─── MATERIALS PROVIDED ───
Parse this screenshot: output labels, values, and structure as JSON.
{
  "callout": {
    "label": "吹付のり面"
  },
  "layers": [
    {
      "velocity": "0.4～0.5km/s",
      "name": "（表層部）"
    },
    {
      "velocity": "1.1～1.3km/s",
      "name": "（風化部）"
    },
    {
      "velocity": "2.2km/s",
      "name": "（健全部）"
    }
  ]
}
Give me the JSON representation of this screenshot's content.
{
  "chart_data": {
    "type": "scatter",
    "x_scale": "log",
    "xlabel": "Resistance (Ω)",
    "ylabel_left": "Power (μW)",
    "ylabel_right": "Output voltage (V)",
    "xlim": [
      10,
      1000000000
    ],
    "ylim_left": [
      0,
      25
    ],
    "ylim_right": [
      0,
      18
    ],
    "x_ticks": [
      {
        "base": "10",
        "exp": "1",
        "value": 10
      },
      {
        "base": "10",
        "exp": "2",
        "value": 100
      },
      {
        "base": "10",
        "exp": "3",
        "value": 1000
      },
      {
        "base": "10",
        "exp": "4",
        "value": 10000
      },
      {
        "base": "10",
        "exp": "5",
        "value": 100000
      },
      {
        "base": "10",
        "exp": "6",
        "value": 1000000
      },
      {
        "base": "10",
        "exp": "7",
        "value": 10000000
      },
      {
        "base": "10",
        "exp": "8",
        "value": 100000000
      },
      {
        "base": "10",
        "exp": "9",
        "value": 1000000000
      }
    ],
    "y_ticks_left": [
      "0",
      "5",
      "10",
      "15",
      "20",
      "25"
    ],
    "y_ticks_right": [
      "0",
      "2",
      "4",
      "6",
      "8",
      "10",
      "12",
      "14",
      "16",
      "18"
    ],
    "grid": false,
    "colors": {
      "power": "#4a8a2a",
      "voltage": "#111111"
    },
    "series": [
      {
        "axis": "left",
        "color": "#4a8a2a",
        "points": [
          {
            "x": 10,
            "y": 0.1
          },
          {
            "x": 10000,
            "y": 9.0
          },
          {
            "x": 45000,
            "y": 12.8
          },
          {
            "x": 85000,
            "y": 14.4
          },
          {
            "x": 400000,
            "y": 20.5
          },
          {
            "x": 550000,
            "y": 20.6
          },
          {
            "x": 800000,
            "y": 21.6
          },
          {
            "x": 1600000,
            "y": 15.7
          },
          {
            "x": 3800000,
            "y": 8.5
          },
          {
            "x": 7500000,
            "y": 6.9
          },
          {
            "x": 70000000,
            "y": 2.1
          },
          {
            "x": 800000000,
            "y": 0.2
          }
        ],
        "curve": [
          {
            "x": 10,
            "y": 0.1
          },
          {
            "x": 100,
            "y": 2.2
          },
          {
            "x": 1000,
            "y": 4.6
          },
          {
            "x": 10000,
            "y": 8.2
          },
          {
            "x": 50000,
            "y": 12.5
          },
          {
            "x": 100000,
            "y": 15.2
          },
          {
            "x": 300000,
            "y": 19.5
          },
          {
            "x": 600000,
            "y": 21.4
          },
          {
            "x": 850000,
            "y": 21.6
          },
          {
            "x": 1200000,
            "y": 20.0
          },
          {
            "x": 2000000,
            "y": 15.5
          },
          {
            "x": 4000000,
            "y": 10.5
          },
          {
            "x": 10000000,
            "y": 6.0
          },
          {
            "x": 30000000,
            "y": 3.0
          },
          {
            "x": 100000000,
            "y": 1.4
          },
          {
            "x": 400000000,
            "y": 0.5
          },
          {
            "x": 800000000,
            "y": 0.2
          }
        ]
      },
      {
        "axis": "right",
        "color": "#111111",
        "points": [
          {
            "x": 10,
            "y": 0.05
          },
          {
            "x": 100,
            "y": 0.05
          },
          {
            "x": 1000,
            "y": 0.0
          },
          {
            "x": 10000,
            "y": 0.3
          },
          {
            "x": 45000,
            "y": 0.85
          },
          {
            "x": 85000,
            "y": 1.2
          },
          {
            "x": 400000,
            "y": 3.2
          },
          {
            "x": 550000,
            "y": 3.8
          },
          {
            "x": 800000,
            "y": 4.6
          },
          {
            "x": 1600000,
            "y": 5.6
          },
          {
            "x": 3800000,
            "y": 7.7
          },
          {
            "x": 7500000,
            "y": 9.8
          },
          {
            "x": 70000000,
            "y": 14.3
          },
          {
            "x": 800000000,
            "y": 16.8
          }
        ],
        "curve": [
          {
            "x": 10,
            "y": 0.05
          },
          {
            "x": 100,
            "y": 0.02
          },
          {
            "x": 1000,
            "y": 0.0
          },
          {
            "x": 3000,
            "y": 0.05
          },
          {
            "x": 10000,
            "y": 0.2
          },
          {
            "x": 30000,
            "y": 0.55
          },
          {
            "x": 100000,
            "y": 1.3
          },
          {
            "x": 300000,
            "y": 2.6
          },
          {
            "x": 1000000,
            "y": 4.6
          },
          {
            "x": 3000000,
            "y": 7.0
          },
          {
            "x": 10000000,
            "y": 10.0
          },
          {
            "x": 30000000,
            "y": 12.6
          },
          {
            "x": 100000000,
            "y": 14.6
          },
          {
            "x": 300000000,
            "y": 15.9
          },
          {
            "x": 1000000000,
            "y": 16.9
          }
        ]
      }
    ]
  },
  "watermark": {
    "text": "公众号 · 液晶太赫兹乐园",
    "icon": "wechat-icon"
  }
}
───
WHAT TO PRODUCE: From the listing above, extract every line exactly as it stands.

RESULT FOR THIS EXERCISE:
Parse this screenshot: output labels, values, and structure as JSON.
{
  "callout": {
    "label": "吹付のり面"
  },
  "layers": [
    {
      "velocity": "0.4～0.5km/s",
      "name": "（表層部）"
    },
    {
      "velocity": "1.1～1.3km/s",
      "name": "（風化部）"
    },
    {
      "velocity": "2.2km/s",
      "name": "（健全部）"
    }
  ]
}
Give me the JSON representation of this screenshot's content.
{
  "chart_data": {
    "type": "scatter",
    "x_scale": "log",
    "xlabel": "Resistance (Ω)",
    "ylabel_left": "Power (μW)",
    "ylabel_right": "Output voltage (V)",
    "xlim": [
      10,
      1000000000
    ],
    "ylim_left": [
      0,
      25
    ],
    "ylim_right": [
      0,
      18
    ],
    "x_ticks": [
      {
        "base": "10",
        "exp": "1",
        "value": 10
      },
      {
        "base": "10",
        "exp": "2",
        "value": 100
      },
      {
        "base": "10",
        "exp": "3",
        "value": 1000
      },
      {
        "base": "10",
        "exp": "4",
        "value": 10000
      },
      {
        "base": "10",
        "exp": "5",
        "value": 100000
      },
      {
        "base": "10",
        "exp": "6",
        "value": 1000000
      },
      {
        "base": "10",
        "exp": "7",
        "value": 10000000
      },
      {
        "base": "10",
        "exp": "8",
        "value": 100000000
      },
      {
        "base": "10",
        "exp": "9",
        "value": 1000000000
      }
    ],
    "y_ticks_left": [
      "0",
      "5",
      "10",
      "15",
      "20",
      "25"
    ],
    "y_ticks_right": [
      "0",
      "2",
      "4",
      "6",
      "8",
      "10",
      "12",
      "14",
      "16",
      "18"
    ],
    "grid": false,
    "colors": {
      "power": "#4a8a2a",
      "voltage": "#111111"
    },
    "series": [
      {
        "axis": "left",
        "color": "#4a8a2a",
        "points": [
          {
            "x": 10,
            "y": 0.1
          },
          {
            "x": 10000,
            "y": 9.0
          },
          {
            "x": 45000,
            "y": 12.8
          },
          {
            "x": 85000,
            "y": 14.4
          },
          {
            "x": 400000,
            "y": 20.5
          },
          {
            "x": 550000,
            "y": 20.6
          },
          {
            "x": 800000,
            "y": 21.6
          },
          {
            "x": 1600000,
            "y": 15.7
          },
          {
            "x": 3800000,
            "y": 8.5
          },
          {
            "x": 7500000,
            "y": 6.9
          },
          {
            "x": 70000000,
            "y": 2.1
          },
          {
            "x": 800000000,
            "y": 0.2
          }
        ],
        "curve": [
          {
            "x": 10,
            "y": 0.1
          },
          {
            "x": 100,
            "y": 2.2
          },
          {
            "x": 1000,
            "y": 4.6
          },
          {
            "x": 10000,
            "y": 8.2
          },
          {
            "x": 50000,
            "y": 12.5
          },
          {
            "x": 100000,
            "y": 15.2
          },
          {
            "x": 300000,
            "y": 19.5
          },
          {
            "x": 600000,
            "y": 21.4
          },
          {
            "x": 850000,
            "y": 21.6
          },
          {
            "x": 1200000,
            "y": 20.0
          },
          {
            "x": 2000000,
            "y": 15.5
          },
          {
            "x": 4000000,
            "y": 10.5
          },
          {
            "x": 10000000,
            "y": 6.0
          },
          {
            "x": 30000000,
            "y": 3.0
          },
          {
            "x": 100000000,
            "y": 1.4
          },
          {
            "x": 400000000,
            "y": 0.5
          },
          {
            "x": 800000000,
            "y": 0.2
          }
        ]
      },
      {
        "axis": "right",
        "color": "#111111",
        "points": [
          {
            "x": 10,
            "y": 0.05
          },
          {
            "x": 100,
            "y": 0.05
          },
          {
            "x": 1000,
            "y": 0.0
          },
          {
            "x": 10000,
            "y": 0.3
          },
          {
            "x": 45000,
            "y": 0.85
          },
          {
            "x": 85000,
            "y": 1.2
          },
          {
            "x": 400000,
            "y": 3.2
          },
          {
            "x": 550000,
            "y": 3.8
          },
          {
            "x": 800000,
            "y": 4.6
          },
          {
            "x": 1600000,
            "y": 5.6
          },
          {
            "x": 3800000,
            "y": 7.7
          },
          {
            "x": 7500000,
            "y": 9.8
          },
          {
            "x": 70000000,
            "y": 14.3
          },
          {
            "x": 800000000,
            "y": 16.8
          }
        ],
        "curve": [
          {
            "x": 10,
            "y": 0.05
          },
          {
            "x": 100,
            "y": 0.02
          },
          {
            "x": 1000,
            "y": 0.0
          },
          {
            "x": 3000,
            "y": 0.05
          },
          {
            "x": 10000,
            "y": 0.2
          },
          {
            "x": 30000,
            "y": 0.55
          },
          {
            "x": 100000,
            "y": 1.3
          },
          {
            "x": 300000,
            "y": 2.6
          },
          {
            "x": 1000000,
            "y": 4.6
          },
          {
            "x": 3000000,
            "y": 7.0
          },
          {
            "x": 10000000,
            "y": 10.0
          },
          {
            "x": 30000000,
            "y": 12.6
          },
          {
            "x": 100000000,
            "y": 14.6
          },
          {
            "x": 300000000,
            "y": 15.9
          },
          {
            "x": 1000000000,
            "y": 16.9
          }
        ]
      }
    ]
  },
  "watermark": {
    "text": "公众号 · 液晶太赫兹乐园",
    "icon": "wechat-icon"
  }
}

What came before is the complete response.